[Extracted data entries]
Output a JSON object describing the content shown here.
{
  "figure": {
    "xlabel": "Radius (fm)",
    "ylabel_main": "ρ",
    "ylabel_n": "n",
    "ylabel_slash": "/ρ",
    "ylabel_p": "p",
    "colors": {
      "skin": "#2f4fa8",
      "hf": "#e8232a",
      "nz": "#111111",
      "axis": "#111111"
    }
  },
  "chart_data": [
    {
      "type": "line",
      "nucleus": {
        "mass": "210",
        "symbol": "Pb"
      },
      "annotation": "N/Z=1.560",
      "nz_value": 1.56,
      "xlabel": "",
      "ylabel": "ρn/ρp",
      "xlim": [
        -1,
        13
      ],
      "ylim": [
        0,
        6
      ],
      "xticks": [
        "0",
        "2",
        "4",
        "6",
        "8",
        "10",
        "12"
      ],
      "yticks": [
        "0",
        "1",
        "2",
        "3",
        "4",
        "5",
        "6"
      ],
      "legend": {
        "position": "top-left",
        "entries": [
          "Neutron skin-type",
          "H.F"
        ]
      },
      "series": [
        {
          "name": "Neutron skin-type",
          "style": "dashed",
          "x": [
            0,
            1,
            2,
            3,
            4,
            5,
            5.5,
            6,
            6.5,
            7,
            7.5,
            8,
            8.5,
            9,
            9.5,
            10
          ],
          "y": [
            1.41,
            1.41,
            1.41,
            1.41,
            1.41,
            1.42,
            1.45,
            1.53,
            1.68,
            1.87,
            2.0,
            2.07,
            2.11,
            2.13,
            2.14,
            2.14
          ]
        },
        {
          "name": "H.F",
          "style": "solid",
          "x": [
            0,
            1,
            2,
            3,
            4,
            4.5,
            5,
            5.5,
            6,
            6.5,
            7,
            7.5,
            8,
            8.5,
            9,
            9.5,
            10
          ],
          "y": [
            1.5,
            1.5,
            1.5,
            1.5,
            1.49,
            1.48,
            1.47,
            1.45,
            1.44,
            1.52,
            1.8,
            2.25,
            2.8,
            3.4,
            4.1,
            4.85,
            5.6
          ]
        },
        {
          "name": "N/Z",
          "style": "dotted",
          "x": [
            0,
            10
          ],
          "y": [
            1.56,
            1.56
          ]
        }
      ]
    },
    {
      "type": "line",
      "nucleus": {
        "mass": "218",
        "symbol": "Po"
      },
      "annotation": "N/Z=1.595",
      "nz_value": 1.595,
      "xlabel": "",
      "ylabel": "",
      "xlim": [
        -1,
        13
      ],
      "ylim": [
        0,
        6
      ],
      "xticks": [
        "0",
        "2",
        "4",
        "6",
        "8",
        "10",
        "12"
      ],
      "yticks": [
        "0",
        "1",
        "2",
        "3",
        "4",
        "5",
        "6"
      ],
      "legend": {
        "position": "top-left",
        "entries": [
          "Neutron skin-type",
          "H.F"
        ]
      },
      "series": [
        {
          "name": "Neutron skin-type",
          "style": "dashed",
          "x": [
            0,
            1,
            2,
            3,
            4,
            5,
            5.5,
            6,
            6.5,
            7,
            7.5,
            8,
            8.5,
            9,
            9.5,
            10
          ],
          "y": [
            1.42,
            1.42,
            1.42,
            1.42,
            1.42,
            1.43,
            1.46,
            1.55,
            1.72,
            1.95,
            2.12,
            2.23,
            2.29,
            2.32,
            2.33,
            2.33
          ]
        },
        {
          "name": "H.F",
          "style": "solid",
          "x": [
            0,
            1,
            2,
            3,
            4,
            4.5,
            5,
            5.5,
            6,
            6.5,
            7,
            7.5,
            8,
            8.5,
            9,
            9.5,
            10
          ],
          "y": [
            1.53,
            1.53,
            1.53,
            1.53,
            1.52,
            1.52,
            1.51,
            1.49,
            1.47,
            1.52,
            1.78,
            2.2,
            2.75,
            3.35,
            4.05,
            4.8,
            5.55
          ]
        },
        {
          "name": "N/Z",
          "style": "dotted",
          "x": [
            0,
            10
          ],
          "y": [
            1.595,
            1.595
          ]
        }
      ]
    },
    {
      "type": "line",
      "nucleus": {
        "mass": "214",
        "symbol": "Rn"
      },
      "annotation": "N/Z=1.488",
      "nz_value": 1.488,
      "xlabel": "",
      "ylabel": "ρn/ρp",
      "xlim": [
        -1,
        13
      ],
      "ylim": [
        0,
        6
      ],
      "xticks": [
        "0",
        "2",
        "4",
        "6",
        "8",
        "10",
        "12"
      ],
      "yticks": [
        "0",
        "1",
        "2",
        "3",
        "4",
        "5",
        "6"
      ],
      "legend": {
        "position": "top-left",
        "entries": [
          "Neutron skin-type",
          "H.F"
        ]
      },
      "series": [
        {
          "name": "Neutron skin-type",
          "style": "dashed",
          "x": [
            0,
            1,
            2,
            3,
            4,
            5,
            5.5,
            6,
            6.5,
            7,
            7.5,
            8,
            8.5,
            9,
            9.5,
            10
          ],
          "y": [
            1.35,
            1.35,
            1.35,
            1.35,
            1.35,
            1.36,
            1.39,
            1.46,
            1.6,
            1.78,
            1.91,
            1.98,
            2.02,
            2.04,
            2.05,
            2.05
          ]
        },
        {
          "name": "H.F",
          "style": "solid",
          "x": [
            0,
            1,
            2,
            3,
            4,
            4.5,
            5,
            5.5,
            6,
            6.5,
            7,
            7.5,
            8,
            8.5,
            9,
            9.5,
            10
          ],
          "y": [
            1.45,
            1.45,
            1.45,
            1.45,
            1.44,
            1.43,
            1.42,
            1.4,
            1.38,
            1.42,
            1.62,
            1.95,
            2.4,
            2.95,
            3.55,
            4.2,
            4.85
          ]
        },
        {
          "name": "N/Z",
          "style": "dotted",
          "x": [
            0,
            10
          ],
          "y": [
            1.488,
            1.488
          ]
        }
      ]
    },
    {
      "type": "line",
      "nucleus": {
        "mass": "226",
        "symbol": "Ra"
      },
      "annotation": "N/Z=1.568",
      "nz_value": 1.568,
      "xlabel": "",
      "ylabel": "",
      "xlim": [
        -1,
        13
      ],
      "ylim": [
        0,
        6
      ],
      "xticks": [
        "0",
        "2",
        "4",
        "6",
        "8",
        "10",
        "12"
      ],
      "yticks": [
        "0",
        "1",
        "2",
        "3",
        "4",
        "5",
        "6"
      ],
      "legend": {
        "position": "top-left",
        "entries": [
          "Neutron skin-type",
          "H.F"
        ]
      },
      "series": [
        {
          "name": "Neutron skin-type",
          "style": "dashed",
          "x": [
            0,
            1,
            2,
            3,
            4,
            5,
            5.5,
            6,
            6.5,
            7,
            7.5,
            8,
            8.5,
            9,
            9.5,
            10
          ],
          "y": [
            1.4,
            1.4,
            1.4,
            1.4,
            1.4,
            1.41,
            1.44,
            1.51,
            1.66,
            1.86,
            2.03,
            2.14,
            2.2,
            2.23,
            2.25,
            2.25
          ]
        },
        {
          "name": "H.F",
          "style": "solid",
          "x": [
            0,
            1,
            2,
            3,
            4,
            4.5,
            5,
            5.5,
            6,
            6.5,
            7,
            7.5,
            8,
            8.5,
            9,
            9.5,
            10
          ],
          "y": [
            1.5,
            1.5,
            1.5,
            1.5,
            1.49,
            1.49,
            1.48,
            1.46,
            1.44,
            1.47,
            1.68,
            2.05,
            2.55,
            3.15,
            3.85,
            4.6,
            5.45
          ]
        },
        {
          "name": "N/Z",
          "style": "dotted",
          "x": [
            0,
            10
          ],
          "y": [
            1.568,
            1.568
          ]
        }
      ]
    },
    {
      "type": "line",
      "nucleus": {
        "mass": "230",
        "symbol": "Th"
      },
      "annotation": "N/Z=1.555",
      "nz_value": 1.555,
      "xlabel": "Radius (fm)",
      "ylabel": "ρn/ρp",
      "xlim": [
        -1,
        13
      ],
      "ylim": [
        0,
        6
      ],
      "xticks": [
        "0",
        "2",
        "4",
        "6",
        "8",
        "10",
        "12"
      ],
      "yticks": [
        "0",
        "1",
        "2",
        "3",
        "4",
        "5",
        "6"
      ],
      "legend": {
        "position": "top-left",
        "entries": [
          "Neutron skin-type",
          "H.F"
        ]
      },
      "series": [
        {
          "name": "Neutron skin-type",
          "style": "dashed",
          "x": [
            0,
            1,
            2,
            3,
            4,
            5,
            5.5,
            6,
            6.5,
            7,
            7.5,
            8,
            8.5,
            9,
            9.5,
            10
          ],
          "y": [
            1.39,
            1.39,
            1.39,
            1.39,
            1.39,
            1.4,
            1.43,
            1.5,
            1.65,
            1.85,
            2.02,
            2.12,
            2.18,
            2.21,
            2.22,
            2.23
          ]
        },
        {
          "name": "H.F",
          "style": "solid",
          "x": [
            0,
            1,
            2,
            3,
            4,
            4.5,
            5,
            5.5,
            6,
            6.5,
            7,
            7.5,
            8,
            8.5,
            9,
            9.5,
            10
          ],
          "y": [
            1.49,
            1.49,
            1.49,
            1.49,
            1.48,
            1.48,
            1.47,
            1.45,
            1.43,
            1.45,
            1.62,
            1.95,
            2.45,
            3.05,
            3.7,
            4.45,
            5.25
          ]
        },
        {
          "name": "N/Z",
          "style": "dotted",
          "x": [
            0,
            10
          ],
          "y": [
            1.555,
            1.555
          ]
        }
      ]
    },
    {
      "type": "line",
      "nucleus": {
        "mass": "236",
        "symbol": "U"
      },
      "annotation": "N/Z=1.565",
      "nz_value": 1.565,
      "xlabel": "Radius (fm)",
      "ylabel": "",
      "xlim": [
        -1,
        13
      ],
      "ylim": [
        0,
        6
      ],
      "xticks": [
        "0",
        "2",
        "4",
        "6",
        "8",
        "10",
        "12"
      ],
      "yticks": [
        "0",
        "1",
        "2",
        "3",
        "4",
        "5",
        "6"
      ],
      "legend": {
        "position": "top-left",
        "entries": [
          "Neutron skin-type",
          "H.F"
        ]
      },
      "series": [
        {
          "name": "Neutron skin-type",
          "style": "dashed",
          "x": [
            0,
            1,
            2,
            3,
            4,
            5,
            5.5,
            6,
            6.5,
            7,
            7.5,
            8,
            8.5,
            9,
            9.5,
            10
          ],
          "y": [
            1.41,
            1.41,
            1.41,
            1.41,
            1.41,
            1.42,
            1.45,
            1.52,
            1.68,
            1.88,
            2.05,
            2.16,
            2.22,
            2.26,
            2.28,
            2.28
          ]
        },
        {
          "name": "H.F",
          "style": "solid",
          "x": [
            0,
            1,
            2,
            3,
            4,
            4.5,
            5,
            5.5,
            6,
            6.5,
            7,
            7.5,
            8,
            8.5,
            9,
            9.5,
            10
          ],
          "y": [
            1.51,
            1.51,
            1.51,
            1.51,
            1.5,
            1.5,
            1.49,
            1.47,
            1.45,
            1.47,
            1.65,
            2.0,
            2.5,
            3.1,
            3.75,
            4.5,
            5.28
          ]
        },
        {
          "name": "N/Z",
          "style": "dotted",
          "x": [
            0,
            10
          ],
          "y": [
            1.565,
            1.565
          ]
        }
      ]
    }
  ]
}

### Short task
Scan the material above. Return every line containing the string "symbol".

### Completed exercise
        "symbol": "Pb"
        "symbol": "Po"
        "symbol": "Rn"
        "symbol": "Ra"
        "symbol": "Th"
        "symbol": "U"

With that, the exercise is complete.